◆ The exercise ◆
Return each line of the data below verbatim; pictures are to be left out.

◆ Material shown ◆
- - -

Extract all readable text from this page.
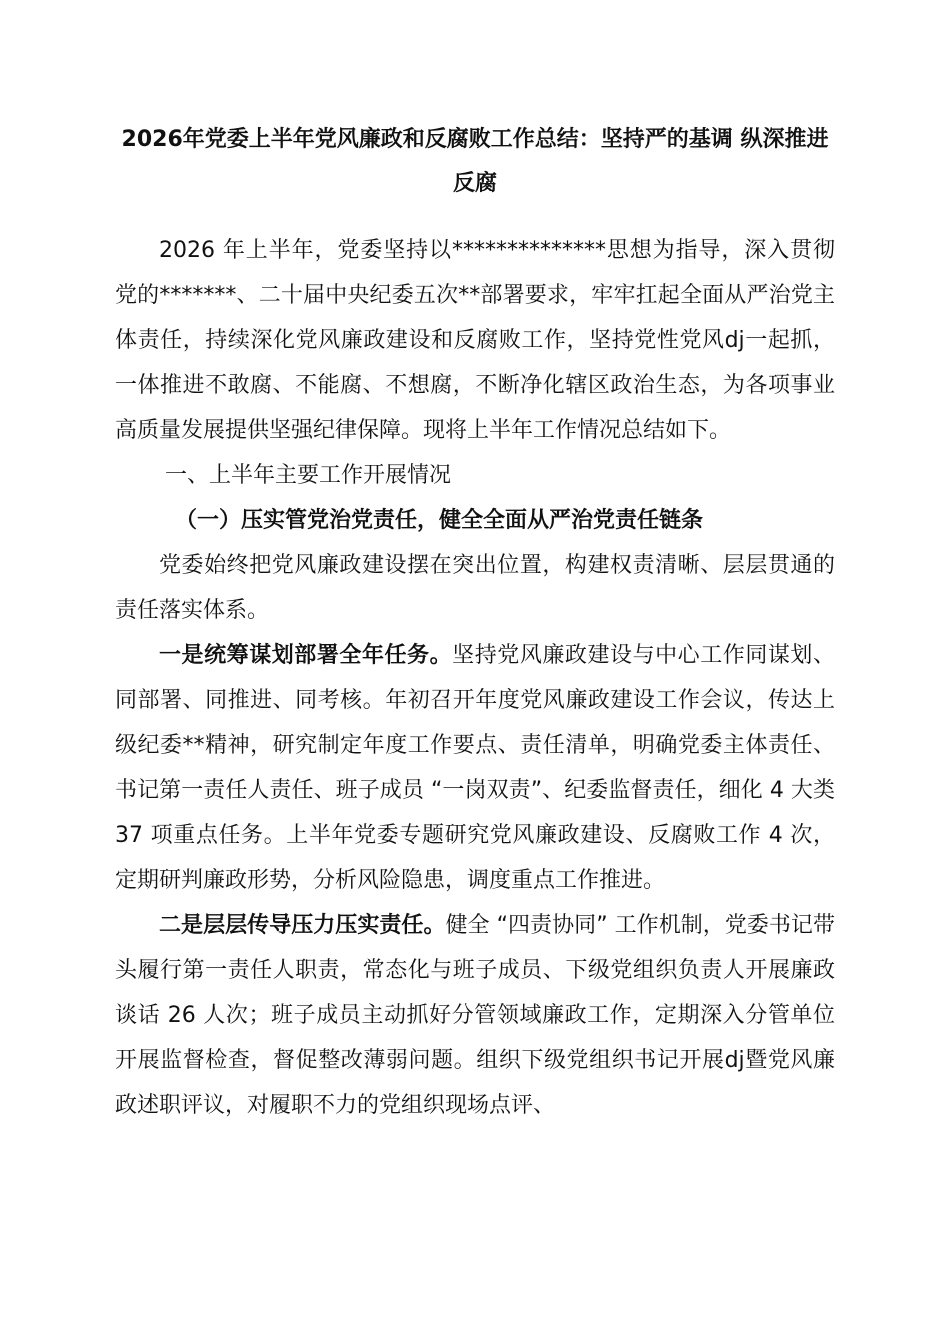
2026年党委上半年党风廉政和反腐败工作总结：坚持严的基调 纵深推进反腐

2026 年上半年，党委坚持以**************思想为指导，深入贯彻党的*******、二十届中央纪委五次**部署要求，牢牢扛起全面从严治党主体责任，持续深化党风廉政建设和反腐败工作，坚持党性党风dj一起抓，一体推进不敢腐、不能腐、不想腐，不断净化辖区政治生态，为各项事业高质量发展提供坚强纪律保障。现将上半年工作情况总结如下。

一、上半年主要工作开展情况

（一）压实管党治党责任，健全全面从严治党责任链条

党委始终把党风廉政建设摆在突出位置，构建权责清晰、层层贯通的责任落实体系。

一是统筹谋划部署全年任务。坚持党风廉政建设与中心工作同谋划、同部署、同推进、同考核。年初召开年度党风廉政建设工作会议，传达上级纪委**精神，研究制定年度工作要点、责任清单，明确党委主体责任、书记第一责任人责任、班子成员 “一岗双责”、纪委监督责任，细化 4 大类 37 项重点任务。上半年党委专题研究党风廉政建设、反腐败工作 4 次，定期研判廉政形势，分析风险隐患，调度重点工作推进。

二是层层传导压力压实责任。健全 “四责协同” 工作机制，党委书记带头履行第一责任人职责，常态化与班子成员、下级党组织负责人开展廉政谈话 26 人次；班子成员主动抓好分管领域廉政工作，定期深入分管单位开展监督检查，督促整改薄弱问题。组织下级党组织书记开展dj暨党风廉政述职评议，对履职不力的党组织现场点评、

- - -

◆ Full answer ◆
Extract all readable text from this page.
2026年党委上半年党风廉政和反腐败工作总结：坚持严的基调 纵深推进反腐

2026 年上半年，党委坚持以**************思想为指导，深入贯彻党的*******、二十届中央纪委五次**部署要求，牢牢扛起全面从严治党主体责任，持续深化党风廉政建设和反腐败工作，坚持党性党风dj一起抓，一体推进不敢腐、不能腐、不想腐，不断净化辖区政治生态，为各项事业高质量发展提供坚强纪律保障。现将上半年工作情况总结如下。

一、上半年主要工作开展情况

（一）压实管党治党责任，健全全面从严治党责任链条

党委始终把党风廉政建设摆在突出位置，构建权责清晰、层层贯通的责任落实体系。

一是统筹谋划部署全年任务。坚持党风廉政建设与中心工作同谋划、同部署、同推进、同考核。年初召开年度党风廉政建设工作会议，传达上级纪委**精神，研究制定年度工作要点、责任清单，明确党委主体责任、书记第一责任人责任、班子成员 “一岗双责”、纪委监督责任，细化 4 大类 37 项重点任务。上半年党委专题研究党风廉政建设、反腐败工作 4 次，定期研判廉政形势，分析风险隐患，调度重点工作推进。

二是层层传导压力压实责任。健全 “四责协同” 工作机制，党委书记带头履行第一责任人职责，常态化与班子成员、下级党组织负责人开展廉政谈话 26 人次；班子成员主动抓好分管领域廉政工作，定期深入分管单位开展监督检查，督促整改薄弱问题。组织下级党组织书记开展dj暨党风廉政述职评议，对履职不力的党组织现场点评、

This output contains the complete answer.